**Direction:**
Tally the lines in the records that follow that contain the string "below". Reply with the number alone.

Element-and-box listings:
.....

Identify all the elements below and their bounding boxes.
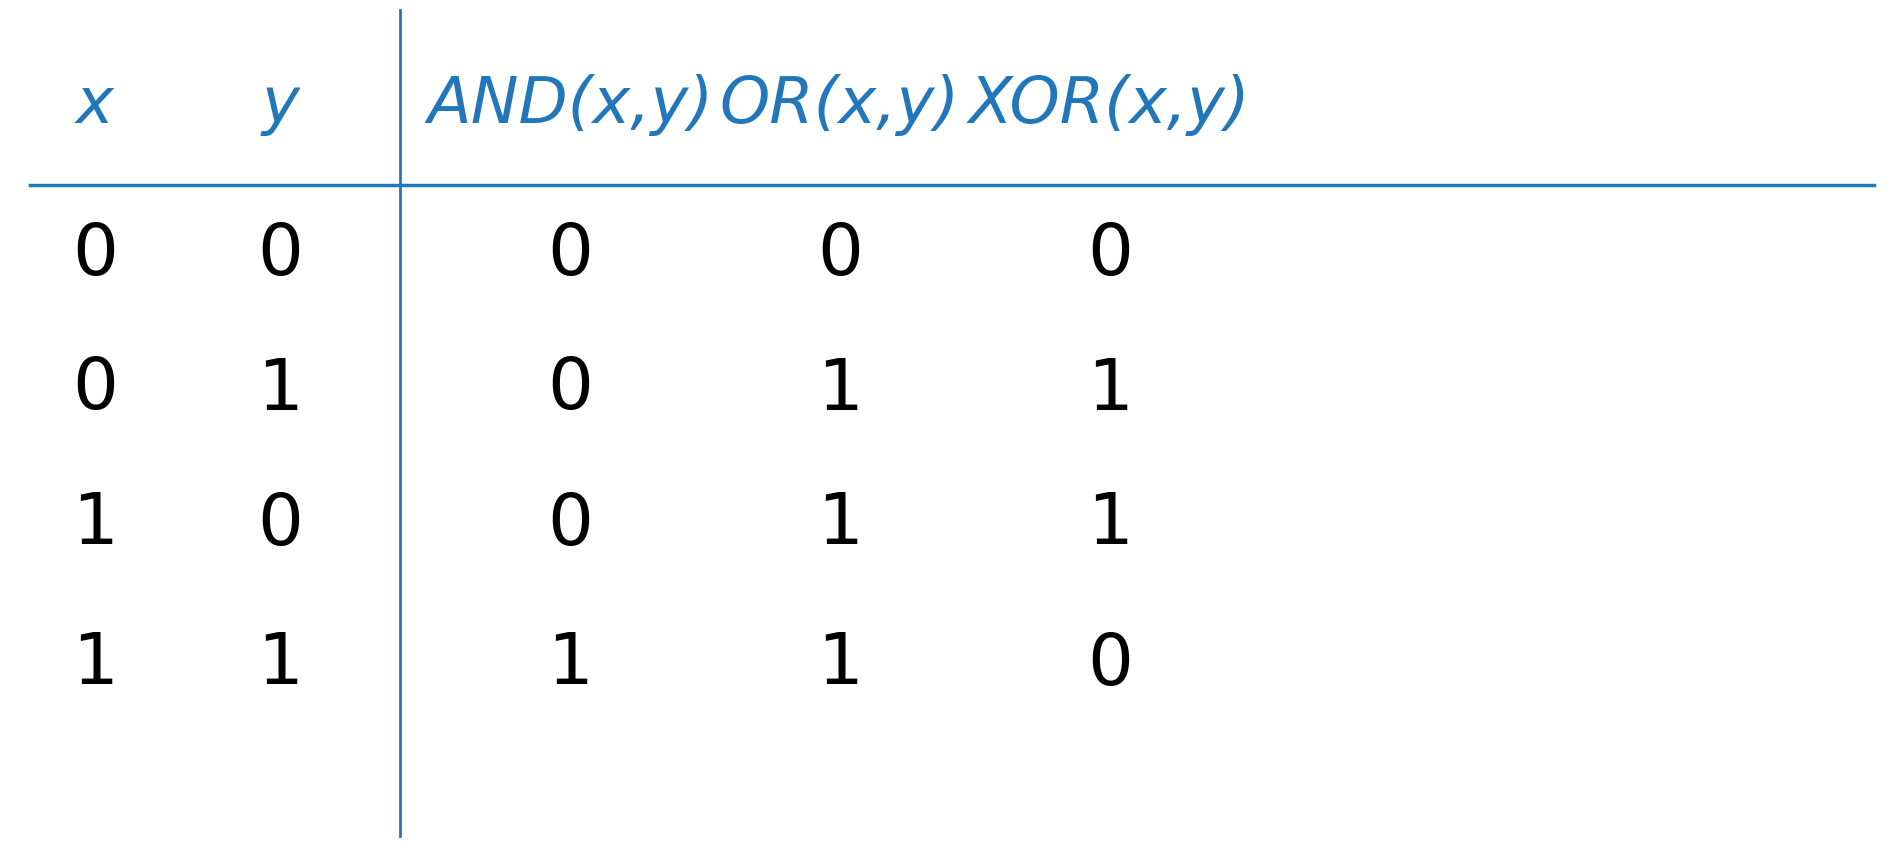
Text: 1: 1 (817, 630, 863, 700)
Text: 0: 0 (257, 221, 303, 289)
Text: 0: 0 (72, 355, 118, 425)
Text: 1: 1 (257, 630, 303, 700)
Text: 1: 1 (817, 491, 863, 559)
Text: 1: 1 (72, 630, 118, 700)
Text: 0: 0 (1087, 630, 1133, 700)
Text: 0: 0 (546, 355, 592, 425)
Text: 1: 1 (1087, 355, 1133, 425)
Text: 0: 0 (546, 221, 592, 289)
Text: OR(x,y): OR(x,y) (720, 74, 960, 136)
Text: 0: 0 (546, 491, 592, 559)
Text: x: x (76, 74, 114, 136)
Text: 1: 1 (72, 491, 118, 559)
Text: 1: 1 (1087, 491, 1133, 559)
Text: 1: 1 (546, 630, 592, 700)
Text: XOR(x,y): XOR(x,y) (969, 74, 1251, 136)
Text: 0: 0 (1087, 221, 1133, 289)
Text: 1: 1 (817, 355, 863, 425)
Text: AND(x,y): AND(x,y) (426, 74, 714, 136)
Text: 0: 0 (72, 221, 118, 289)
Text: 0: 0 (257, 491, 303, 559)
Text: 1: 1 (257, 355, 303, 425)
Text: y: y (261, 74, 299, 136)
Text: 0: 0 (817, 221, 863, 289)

.....

**Correct answer:**
1